In the lines from the one containing "tab[interactable]: BI — [47, 0, 84, 41]" through the one containing "47, 1716, 83]", both included, switch "scroll-thumb" to "scroll-handle" and write those lines out again with everything else left as is.

DATA SECTION start

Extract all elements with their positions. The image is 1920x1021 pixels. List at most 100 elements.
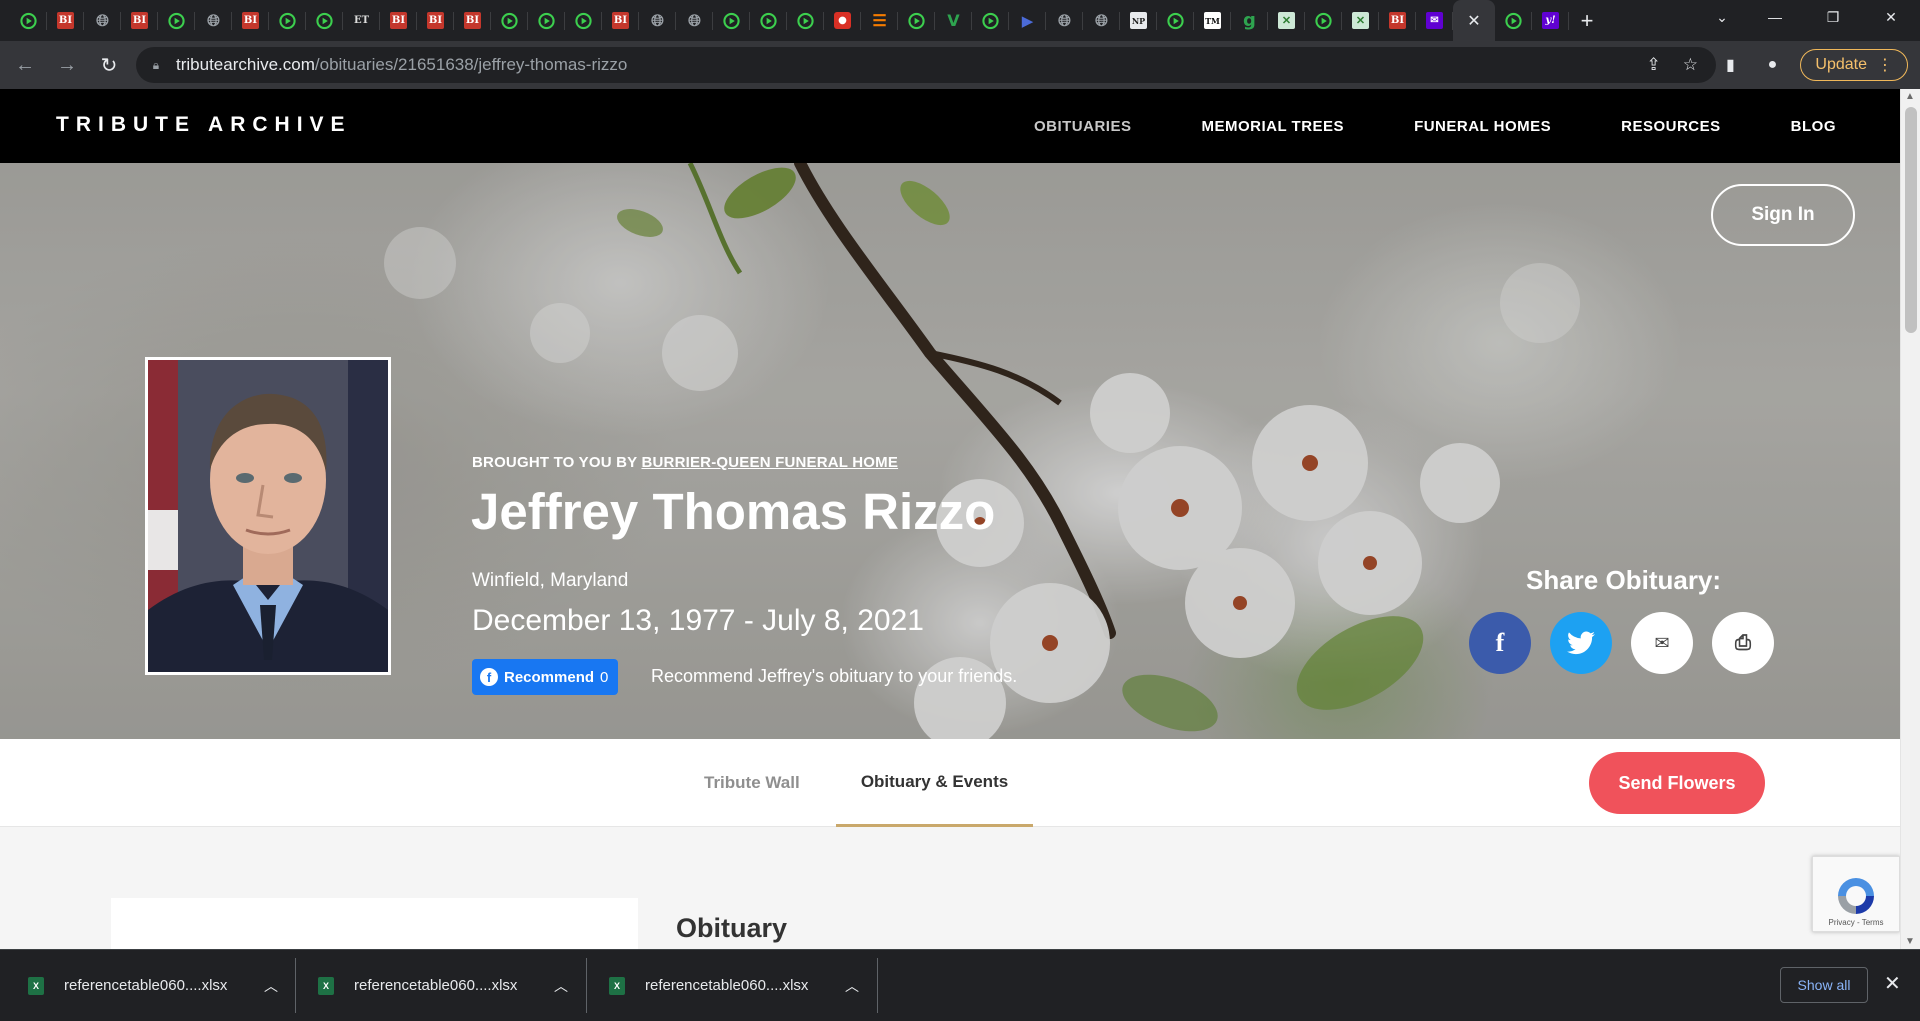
tab[interactable]: BI — [47, 0, 84, 41]
nav-resources[interactable]: RESOURCES — [1621, 118, 1721, 135]
scroll-thumb[interactable] — [1905, 107, 1917, 333]
tab[interactable]: NP — [1120, 0, 1157, 41]
excel-file-icon: X — [609, 976, 625, 995]
tab[interactable] — [713, 0, 750, 41]
tab[interactable]: 🌐︎ — [84, 0, 121, 41]
facebook-recommend-button[interactable]: f Recommend 0 — [472, 659, 619, 695]
tab[interactable]: 🌐︎ — [1046, 0, 1083, 41]
tab[interactable]: ✕ — [1342, 0, 1379, 41]
print-icon[interactable]: ⎙ — [1712, 612, 1774, 674]
show-all-downloads-button[interactable]: Show all — [1780, 967, 1868, 1003]
tab[interactable] — [491, 0, 528, 41]
address-bar[interactable]: 🔒︎ tributearchive.com/obituaries/2165163… — [136, 47, 1716, 83]
url-text[interactable]: tributearchive.com/obituaries/21651638/j… — [176, 55, 627, 75]
tab-active[interactable]: ✕ — [1453, 0, 1495, 41]
reload-icon[interactable]: ↻ — [92, 48, 126, 82]
chevron-up-icon[interactable]: ︿ — [264, 976, 278, 996]
sign-in-button[interactable]: Sign In — [1711, 184, 1855, 246]
nav-blog[interactable]: BLOG — [1791, 118, 1836, 135]
download-filename[interactable]: referencetable060....xlsx — [645, 977, 835, 994]
tab[interactable]: 🌐︎ — [195, 0, 232, 41]
tab[interactable] — [750, 0, 787, 41]
scroll-down-icon[interactable]: ▼ — [1905, 936, 1915, 947]
page-scrollbar[interactable]: ▲ ▼ — [1900, 89, 1920, 949]
restore-icon[interactable]: ❐ — [1804, 0, 1862, 34]
tab[interactable]: ● — [824, 0, 861, 41]
funeral-home-link[interactable]: BURRIER-QUEEN FUNERAL HOME — [641, 454, 898, 471]
chevron-up-icon[interactable]: ︿ — [845, 976, 859, 996]
site-logo[interactable]: TRIBUTE ARCHIVE — [56, 113, 352, 137]
tab[interactable] — [787, 0, 824, 41]
divider — [877, 958, 878, 1013]
update-button[interactable]: Update ⋮ — [1800, 49, 1908, 81]
chevron-up-icon[interactable]: ︿ — [554, 976, 568, 996]
download-item[interactable]: X referencetable060....xlsx ︿ — [318, 950, 568, 1021]
tab-obituary-events[interactable]: Obituary & Events — [836, 739, 1033, 827]
play-icon — [1315, 12, 1332, 29]
tab[interactable]: ▶ — [1009, 0, 1046, 41]
facebook-icon[interactable]: f — [1469, 612, 1531, 674]
tab[interactable]: 🌐︎ — [1083, 0, 1120, 41]
tab[interactable] — [1495, 0, 1532, 41]
tab[interactable]: y! — [1532, 0, 1569, 41]
tab[interactable] — [158, 0, 195, 41]
share-page-icon[interactable]: ⇪ — [1647, 55, 1661, 75]
tab[interactable] — [528, 0, 565, 41]
twitter-icon[interactable] — [1550, 612, 1612, 674]
tab[interactable]: 🌐︎ — [639, 0, 676, 41]
download-item[interactable]: X referencetable060....xlsx ︿ — [28, 950, 278, 1021]
tab[interactable] — [1305, 0, 1342, 41]
tab[interactable]: V — [935, 0, 972, 41]
forward-icon[interactable]: → — [50, 48, 84, 82]
lock-icon[interactable]: 🔒︎ — [136, 58, 176, 73]
tab[interactable] — [1157, 0, 1194, 41]
new-tab-icon[interactable]: + — [1569, 0, 1605, 41]
facebook-logo-icon: f — [480, 668, 498, 686]
tab[interactable]: BI — [232, 0, 269, 41]
close-tab-icon[interactable]: ✕ — [1467, 11, 1480, 31]
x-icon: ✕ — [1352, 12, 1369, 29]
browser-toolbar: ← → ↻ 🔒︎ tributearchive.com/obituaries/2… — [0, 41, 1920, 89]
download-filename[interactable]: referencetable060....xlsx — [354, 977, 544, 994]
close-window-icon[interactable]: ✕ — [1862, 0, 1920, 34]
tab[interactable]: ET — [343, 0, 380, 41]
send-flowers-button[interactable]: Send Flowers — [1589, 752, 1765, 814]
tab-tribute-wall[interactable]: Tribute Wall — [704, 739, 800, 827]
tab[interactable]: BI — [602, 0, 639, 41]
nav-obituaries[interactable]: OBITUARIES — [1034, 118, 1132, 135]
tab[interactable] — [306, 0, 343, 41]
tab[interactable] — [898, 0, 935, 41]
tab[interactable]: 🌐︎ — [676, 0, 713, 41]
tab[interactable] — [10, 0, 47, 41]
tab[interactable]: TM — [1194, 0, 1231, 41]
tab[interactable] — [269, 0, 306, 41]
nav-funeral-homes[interactable]: FUNERAL HOMES — [1414, 118, 1551, 135]
download-filename[interactable]: referencetable060....xlsx — [64, 977, 254, 994]
tab[interactable]: BI — [380, 0, 417, 41]
tab[interactable]: BI — [121, 0, 158, 41]
back-icon[interactable]: ← — [8, 48, 42, 82]
close-shelf-icon[interactable]: ✕ — [1884, 971, 1901, 996]
email-icon[interactable]: ✉ — [1631, 612, 1693, 674]
tab[interactable] — [565, 0, 602, 41]
tab[interactable]: ✕ — [1268, 0, 1305, 41]
tab[interactable]: ✉ — [1416, 0, 1453, 41]
recaptcha-links[interactable]: Privacy - Terms — [1829, 918, 1884, 927]
recaptcha-badge[interactable]: Privacy - Terms — [1812, 856, 1900, 932]
tab[interactable]: BI — [417, 0, 454, 41]
tab[interactable]: ☰ — [861, 0, 898, 41]
play-icon — [316, 12, 333, 29]
tab[interactable]: BI — [454, 0, 491, 41]
bookmark-star-icon[interactable]: ☆ — [1683, 55, 1698, 75]
play-icon — [908, 12, 925, 29]
tab[interactable]: BI — [1379, 0, 1416, 41]
minimize-icon[interactable]: — — [1746, 0, 1804, 34]
nav-memorial-trees[interactable]: MEMORIAL TREES — [1201, 118, 1344, 135]
tab-search-icon[interactable]: ⌄ — [1702, 0, 1742, 34]
profile-icon[interactable]: ● — [1758, 48, 1786, 82]
download-item[interactable]: X referencetable060....xlsx ︿ — [609, 950, 859, 1021]
tab[interactable]: g — [1231, 0, 1268, 41]
scroll-up-icon[interactable]: ▲ — [1905, 91, 1915, 102]
side-panel-icon[interactable]: ▮ — [1716, 48, 1744, 82]
tab[interactable] — [972, 0, 1009, 41]
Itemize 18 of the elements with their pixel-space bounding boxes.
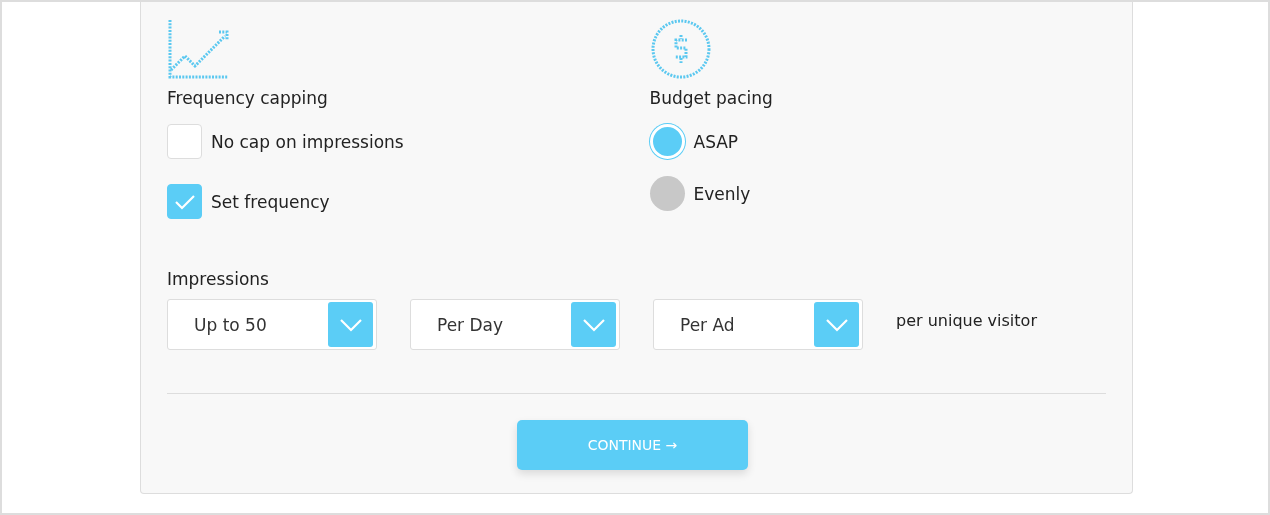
unit-label: per unique visitor: [896, 311, 1037, 330]
option-label: Set frequency: [211, 191, 330, 212]
section-heading: Frequency capping: [167, 88, 329, 110]
section-heading: Impressions: [167, 269, 270, 291]
radio-button[interactable]: [649, 124, 685, 159]
dropdown[interactable]: Per Day: [410, 299, 620, 350]
dollar-coin-icon: [649, 18, 712, 80]
dropdown[interactable]: Up to 50: [167, 299, 377, 350]
dropdown[interactable]: Per Ad: [653, 299, 863, 350]
line-chart-icon: [167, 18, 229, 80]
option-label: No cap on impressions: [211, 131, 404, 152]
option-label: ASAP: [693, 131, 739, 152]
checkmark-icon: [173, 192, 196, 211]
section-heading: Budget pacing: [649, 88, 774, 110]
checkbox[interactable]: [167, 124, 202, 159]
checkbox[interactable]: [167, 184, 202, 219]
radio-button[interactable]: [649, 176, 685, 211]
option-label: Evenly: [693, 183, 751, 204]
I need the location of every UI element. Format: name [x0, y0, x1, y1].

DATA SECTION end

### EXPECTED ANSWER
tab[interactable]: BI — [47, 0, 84, 41]
nav-resources[interactable]: RESOURCES — [1621, 118, 1721, 135]
scroll-handle[interactable] — [1905, 107, 1917, 333]
tab[interactable]: NP — [1120, 0, 1157, 41]
excel-file-icon: X — [609, 976, 625, 995]
tab[interactable] — [713, 0, 750, 41]
tab[interactable]: 🌐︎ — [84, 0, 121, 41]
facebook-recommend-button[interactable]: f Recommend 0 — [472, 659, 619, 695]
tab[interactable]: 🌐︎ — [1046, 0, 1083, 41]
tab[interactable]: ✕ — [1342, 0, 1379, 41]
print-icon[interactable]: ⎙ — [1712, 612, 1774, 674]
show-all-downloads-button[interactable]: Show all — [1780, 967, 1868, 1003]
tab[interactable] — [491, 0, 528, 41]
address-bar[interactable]: 🔒︎ tributearchive.com/obituaries/2165163… — [136, 47, 1716, 83]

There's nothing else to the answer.